All Products
Search
Document Center

E-MapReduce:Query profile

Last Updated:Mar 18, 2025

A query profile records the execution information of all nodes involved in a query. You can use query profiles to perform visualized analysis and quickly identify bottlenecks that affect the query performance of a StarRocks instance.

Enable the query profile feature

To enable the query profile feature for a StarRocks instance, run the following command to set the enable_profile parameter to true.

SET enable_profile = true;
Note
  • To prevent the query performance from being affected, you can globally enable the query profile feature for a StarRocks instance only if the kernel version of the StarRocks instance is 2.5.13 or later or 3.1.5 or later.

  • If the kernel version of a StarRocks instance is earlier than the preceding versions, we recommend that you upgrade the kernel to the required version before you enable the query profile feature. Otherwise, the query performance may be affected.

Query profile structure

A query profile consists of the following parts:

  • Fragment: A query consists of one or more fragments.

  • Fragment instance: A fragment can contain multiple fragment instances. If a fragment contains multiple fragment instances, the fragment instances are executed by different compute nodes.

  • Pipeline: A pipeline consists of a group of operators. A fragment instance is split into multiple pipelines.

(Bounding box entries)
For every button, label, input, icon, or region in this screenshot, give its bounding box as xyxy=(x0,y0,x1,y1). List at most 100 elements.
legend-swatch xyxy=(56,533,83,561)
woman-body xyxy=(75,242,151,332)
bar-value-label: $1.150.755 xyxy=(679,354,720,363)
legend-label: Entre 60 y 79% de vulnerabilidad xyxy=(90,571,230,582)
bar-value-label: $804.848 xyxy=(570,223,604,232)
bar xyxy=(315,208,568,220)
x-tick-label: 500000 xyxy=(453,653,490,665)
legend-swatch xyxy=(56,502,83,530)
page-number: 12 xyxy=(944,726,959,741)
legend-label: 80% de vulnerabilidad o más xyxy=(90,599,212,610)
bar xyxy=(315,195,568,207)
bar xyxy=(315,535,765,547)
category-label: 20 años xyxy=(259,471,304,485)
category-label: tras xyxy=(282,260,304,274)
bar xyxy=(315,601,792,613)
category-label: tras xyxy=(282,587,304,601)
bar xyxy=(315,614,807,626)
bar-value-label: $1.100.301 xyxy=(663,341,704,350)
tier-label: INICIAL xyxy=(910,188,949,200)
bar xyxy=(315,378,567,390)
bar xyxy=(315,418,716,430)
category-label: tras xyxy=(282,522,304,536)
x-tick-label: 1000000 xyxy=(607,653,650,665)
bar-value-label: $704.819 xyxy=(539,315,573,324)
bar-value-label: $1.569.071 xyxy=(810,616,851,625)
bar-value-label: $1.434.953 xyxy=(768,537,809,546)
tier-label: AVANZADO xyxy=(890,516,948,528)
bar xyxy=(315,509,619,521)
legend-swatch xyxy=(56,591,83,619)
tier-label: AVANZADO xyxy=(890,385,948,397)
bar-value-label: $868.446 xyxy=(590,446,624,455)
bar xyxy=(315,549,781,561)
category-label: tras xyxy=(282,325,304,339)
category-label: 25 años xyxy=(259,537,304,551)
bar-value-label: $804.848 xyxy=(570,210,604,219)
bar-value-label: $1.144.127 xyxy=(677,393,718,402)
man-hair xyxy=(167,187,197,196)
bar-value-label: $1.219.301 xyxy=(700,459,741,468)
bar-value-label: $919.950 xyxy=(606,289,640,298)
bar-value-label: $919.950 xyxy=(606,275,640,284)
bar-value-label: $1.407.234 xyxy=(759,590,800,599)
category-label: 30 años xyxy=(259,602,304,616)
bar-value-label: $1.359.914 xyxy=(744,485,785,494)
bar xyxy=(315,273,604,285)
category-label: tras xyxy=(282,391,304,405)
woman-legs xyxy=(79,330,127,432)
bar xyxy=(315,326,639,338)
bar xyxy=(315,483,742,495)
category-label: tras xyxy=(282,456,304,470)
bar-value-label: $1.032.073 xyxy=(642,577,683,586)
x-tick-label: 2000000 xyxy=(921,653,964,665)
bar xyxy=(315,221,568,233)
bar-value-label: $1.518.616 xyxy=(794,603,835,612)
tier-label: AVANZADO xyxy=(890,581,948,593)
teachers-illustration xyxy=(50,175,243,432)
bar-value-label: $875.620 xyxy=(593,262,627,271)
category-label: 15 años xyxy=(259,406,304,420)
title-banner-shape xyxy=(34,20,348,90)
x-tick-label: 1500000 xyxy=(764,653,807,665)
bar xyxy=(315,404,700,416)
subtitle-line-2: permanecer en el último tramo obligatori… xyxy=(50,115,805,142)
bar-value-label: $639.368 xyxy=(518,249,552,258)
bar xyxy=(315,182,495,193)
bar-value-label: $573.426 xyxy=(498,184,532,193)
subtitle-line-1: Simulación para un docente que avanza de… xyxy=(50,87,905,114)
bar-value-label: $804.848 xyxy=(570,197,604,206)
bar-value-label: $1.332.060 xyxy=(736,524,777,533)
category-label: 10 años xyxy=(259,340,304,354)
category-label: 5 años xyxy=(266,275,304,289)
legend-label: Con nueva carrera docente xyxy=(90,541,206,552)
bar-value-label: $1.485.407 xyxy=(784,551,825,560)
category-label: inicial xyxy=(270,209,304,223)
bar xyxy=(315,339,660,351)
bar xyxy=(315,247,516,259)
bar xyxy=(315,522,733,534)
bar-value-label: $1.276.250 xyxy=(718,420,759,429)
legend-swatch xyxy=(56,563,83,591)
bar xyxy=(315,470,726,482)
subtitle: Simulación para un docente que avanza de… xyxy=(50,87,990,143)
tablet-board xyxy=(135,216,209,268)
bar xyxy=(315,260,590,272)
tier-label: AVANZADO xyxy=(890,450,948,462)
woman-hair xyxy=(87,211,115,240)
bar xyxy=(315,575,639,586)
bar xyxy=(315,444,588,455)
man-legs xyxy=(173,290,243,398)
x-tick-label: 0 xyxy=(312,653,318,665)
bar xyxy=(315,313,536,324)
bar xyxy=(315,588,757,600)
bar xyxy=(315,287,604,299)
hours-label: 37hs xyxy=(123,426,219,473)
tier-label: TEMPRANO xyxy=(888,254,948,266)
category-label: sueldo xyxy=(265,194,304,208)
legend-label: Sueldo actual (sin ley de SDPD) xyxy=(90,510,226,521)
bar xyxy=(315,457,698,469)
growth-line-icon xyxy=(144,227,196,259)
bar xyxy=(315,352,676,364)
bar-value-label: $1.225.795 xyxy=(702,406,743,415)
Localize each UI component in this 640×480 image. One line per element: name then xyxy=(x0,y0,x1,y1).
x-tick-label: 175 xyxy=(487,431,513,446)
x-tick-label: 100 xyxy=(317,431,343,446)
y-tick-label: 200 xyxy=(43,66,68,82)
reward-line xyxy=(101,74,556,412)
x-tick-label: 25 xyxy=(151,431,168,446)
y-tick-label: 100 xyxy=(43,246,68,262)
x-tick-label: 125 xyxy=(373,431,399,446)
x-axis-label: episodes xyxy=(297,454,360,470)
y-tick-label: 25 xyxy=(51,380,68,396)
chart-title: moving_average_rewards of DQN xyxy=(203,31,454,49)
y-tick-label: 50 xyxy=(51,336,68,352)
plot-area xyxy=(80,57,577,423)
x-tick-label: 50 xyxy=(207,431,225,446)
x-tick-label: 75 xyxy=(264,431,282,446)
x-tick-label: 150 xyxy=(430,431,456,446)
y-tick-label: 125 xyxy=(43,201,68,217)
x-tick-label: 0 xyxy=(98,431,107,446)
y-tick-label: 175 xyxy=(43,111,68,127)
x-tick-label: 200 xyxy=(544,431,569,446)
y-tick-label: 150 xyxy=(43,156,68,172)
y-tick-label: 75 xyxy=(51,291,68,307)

Exercise 1: Return the records line for line, without changes, from their first line through the line that contains "legend-label: Entre 60", including both of those lines.
Exercise 2: Resume the StarRocks query profile documentation after its last sentence.

Final result 1:
For every button, label, input, icon, or region in this screenshot, give its bounding box as xyxy=(x0,y0,x1,y1). List at most 100 elements.
legend-swatch xyxy=(56,533,83,561)
woman-body xyxy=(75,242,151,332)
bar-value-label: $1.150.755 xyxy=(679,354,720,363)
legend-label: Entre 60 y 79% de vulnerabilidad xyxy=(90,571,230,582)

Final result 2:
  • Pipeline driver: A pipeline can contain multiple pipeline drivers. Each pipeline driver runs on different cores to improve the utilization of cores.

  • Operator: A pipeline driver consists of multiple operators.

Visualized query profiles

E-MapReduce (EMR) StarRocks Manager provides visualized query profiles. A query profile is presented as a tree structure. Tree nodes represent aggregated operators. On the Execution Details tab of a query, you can click a tree node to view the details of the corresponding operator in the right-side area of the tab. If you do not click a node, the overview information of the query is displayed in the Overview section of the Execution Details tab.

Execution overviewimage

In the Overview section, you can view the metrics related to execution time, I/O performance, and amount of transmitted data.

  • Execution time

    Metric

    Description

    I/O

    The total I/O time consumed by all SCAN nodes.

    LocalDiskReadIOTime

    The I/O time consumed to read data from the local cache. This metric is available only for StarRocks shared-data instances.

    RemoteReadIOTime

    The I/O time consumed to read data from Object Storage Service (OSS). This metric is available only for StarRocks shared-data instances.

    IoSeekTime

    The total I/O seek time. This metric is available only for StarRocks shared-data instances.

    Processing

    The time consumed by an operator to perform computing operations.

    ExecutionWallTime

    The time consumed in the query execution phase.

  • I/O

    Metric

    Description

    RawRowsRead

    The total number of rows that are scanned by all SCAN nodes.

    DiskReadBytes

    The total amount of compressed data that is read by all SCAN nodes.

    LocalDiskReadBytes

    The total amount of compressed data that is read from the local cache by all CONNECTOR_SCAN nodes. This metric is available only for StarRocks shared-data instances.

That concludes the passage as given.